§ **What you need to do**
Leave out any picture and return the remaining listing below exactly as given.

§ **Excerpted data**
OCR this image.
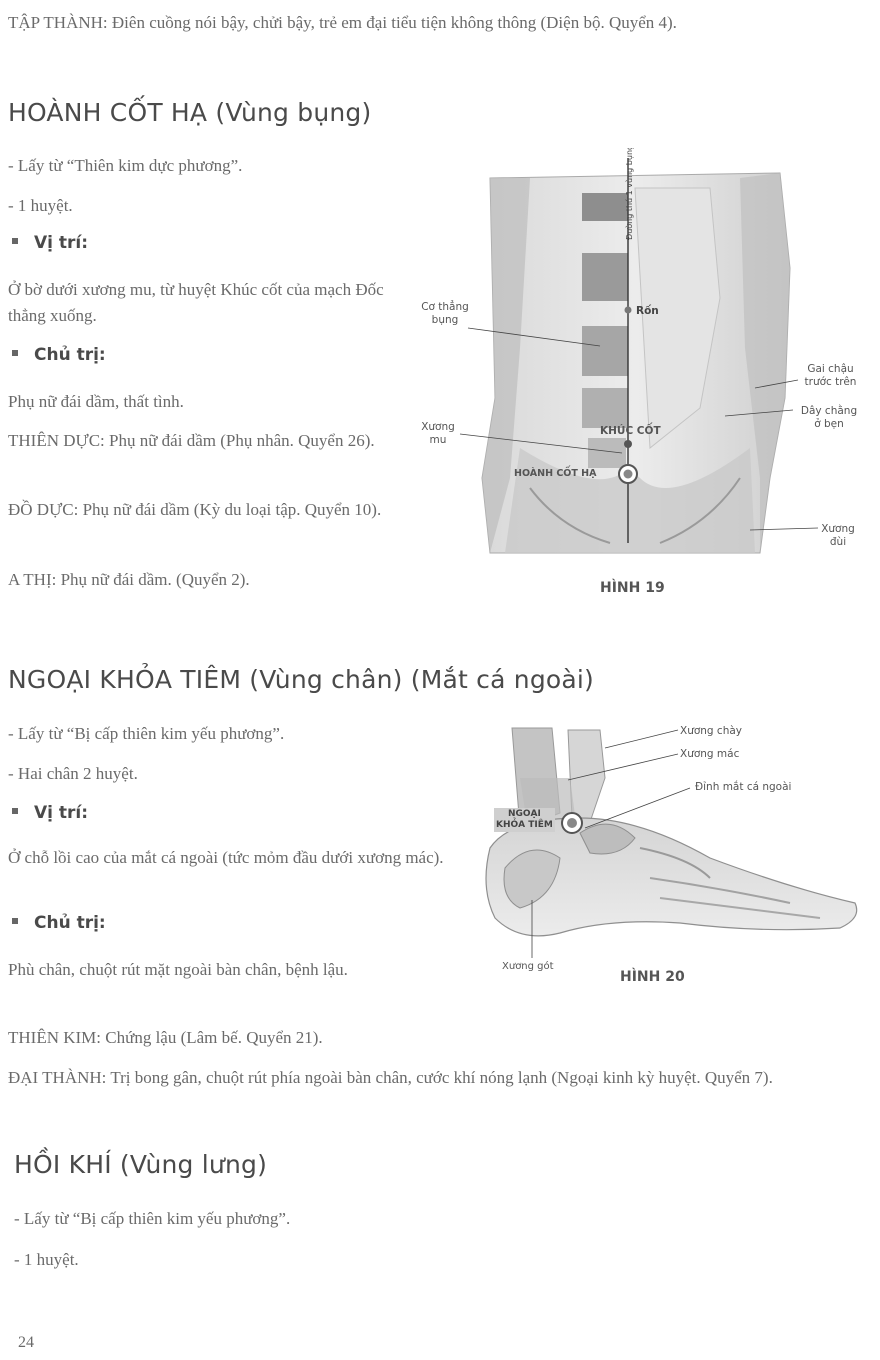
TẬP THÀNH: Điên cuồng nói bậy, chửi bậy, trẻ em đại tiểu tiện không thông (Diện bộ. Quyển 4).
HOÀNH CỐT HẠ (Vùng bụng)
- Lấy từ “Thiên kim dực phương”.
- 1 huyệt.
Vị trí:
Ở bờ dưới xương mu, từ huyệt Khúc cốt của mạch Đốc thẳng xuống.
Chủ trị:
Phụ nữ đái dầm, thất tình.
THIÊN DỰC: Phụ nữ đái dầm (Phụ nhân. Quyển 26).
ĐỒ DỰC: Phụ nữ đái dầm (Kỳ du loại tập. Quyển 10).
A THỊ: Phụ nữ đái dầm. (Quyển 2).
Đường thứ 1 vùng bụng
Rốn
Cơ thẳng
bụng
Gai chậu
trước trên
Dây chằng
ở bẹn
Xương
mu
KHÚC CỐT
HOÀNH CỐT HẠ
Xương
đùi
HÌNH 19
NGOẠI KHỎA TIÊM (Vùng chân) (Mắt cá ngoài)
- Lấy từ “Bị cấp thiên kim yếu phương”.
- Hai chân 2 huyệt.
Vị trí:
Ở chỗ lồi cao của mắt cá ngoài (tức mỏm đầu dưới xương mác).
Chủ trị:
Phù chân, chuột rút mặt ngoài bàn chân, bệnh lậu.
THIÊN KIM: Chứng lậu (Lâm bế. Quyển 21).
ĐẠI THÀNH: Trị bong gân, chuột rút phía ngoài bàn chân, cước khí nóng lạnh (Ngoại kinh kỳ huyệt. Quyển 7).
Xương chày
Xương mác
Đỉnh mắt cá ngoài
NGOẠI
KHỎA TIÊM
Xương gót
HÌNH 20
HỒI KHÍ (Vùng lưng)
- Lấy từ “Bị cấp thiên kim yếu phương”.
- 1 huyệt.
24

§ **Problem solution**
OCR this image.
TẬP THÀNH: Điên cuồng nói bậy, chửi bậy, trẻ em đại tiểu tiện không thông (Diện bộ. Quyển 4).
HOÀNH CỐT HẠ (Vùng bụng)
- Lấy từ “Thiên kim dực phương”.
- 1 huyệt.
Vị trí:
Ở bờ dưới xương mu, từ huyệt Khúc cốt của mạch Đốc thẳng xuống.
Chủ trị:
Phụ nữ đái dầm, thất tình.
THIÊN DỰC: Phụ nữ đái dầm (Phụ nhân. Quyển 26).
ĐỒ DỰC: Phụ nữ đái dầm (Kỳ du loại tập. Quyển 10).
A THỊ: Phụ nữ đái dầm. (Quyển 2).
Đường thứ 1 vùng bụng
Rốn
Cơ thẳng
bụng
Gai chậu
trước trên
Dây chằng
ở bẹn
Xương
mu
KHÚC CỐT
HOÀNH CỐT HẠ
Xương
đùi
HÌNH 19
NGOẠI KHỎA TIÊM (Vùng chân) (Mắt cá ngoài)
- Lấy từ “Bị cấp thiên kim yếu phương”.
- Hai chân 2 huyệt.
Vị trí:
Ở chỗ lồi cao của mắt cá ngoài (tức mỏm đầu dưới xương mác).
Chủ trị:
Phù chân, chuột rút mặt ngoài bàn chân, bệnh lậu.
THIÊN KIM: Chứng lậu (Lâm bế. Quyển 21).
ĐẠI THÀNH: Trị bong gân, chuột rút phía ngoài bàn chân, cước khí nóng lạnh (Ngoại kinh kỳ huyệt. Quyển 7).
Xương chày
Xương mác
Đỉnh mắt cá ngoài
NGOẠI
KHỎA TIÊM
Xương gót
HÌNH 20
HỒI KHÍ (Vùng lưng)
- Lấy từ “Bị cấp thiên kim yếu phương”.
- 1 huyệt.
24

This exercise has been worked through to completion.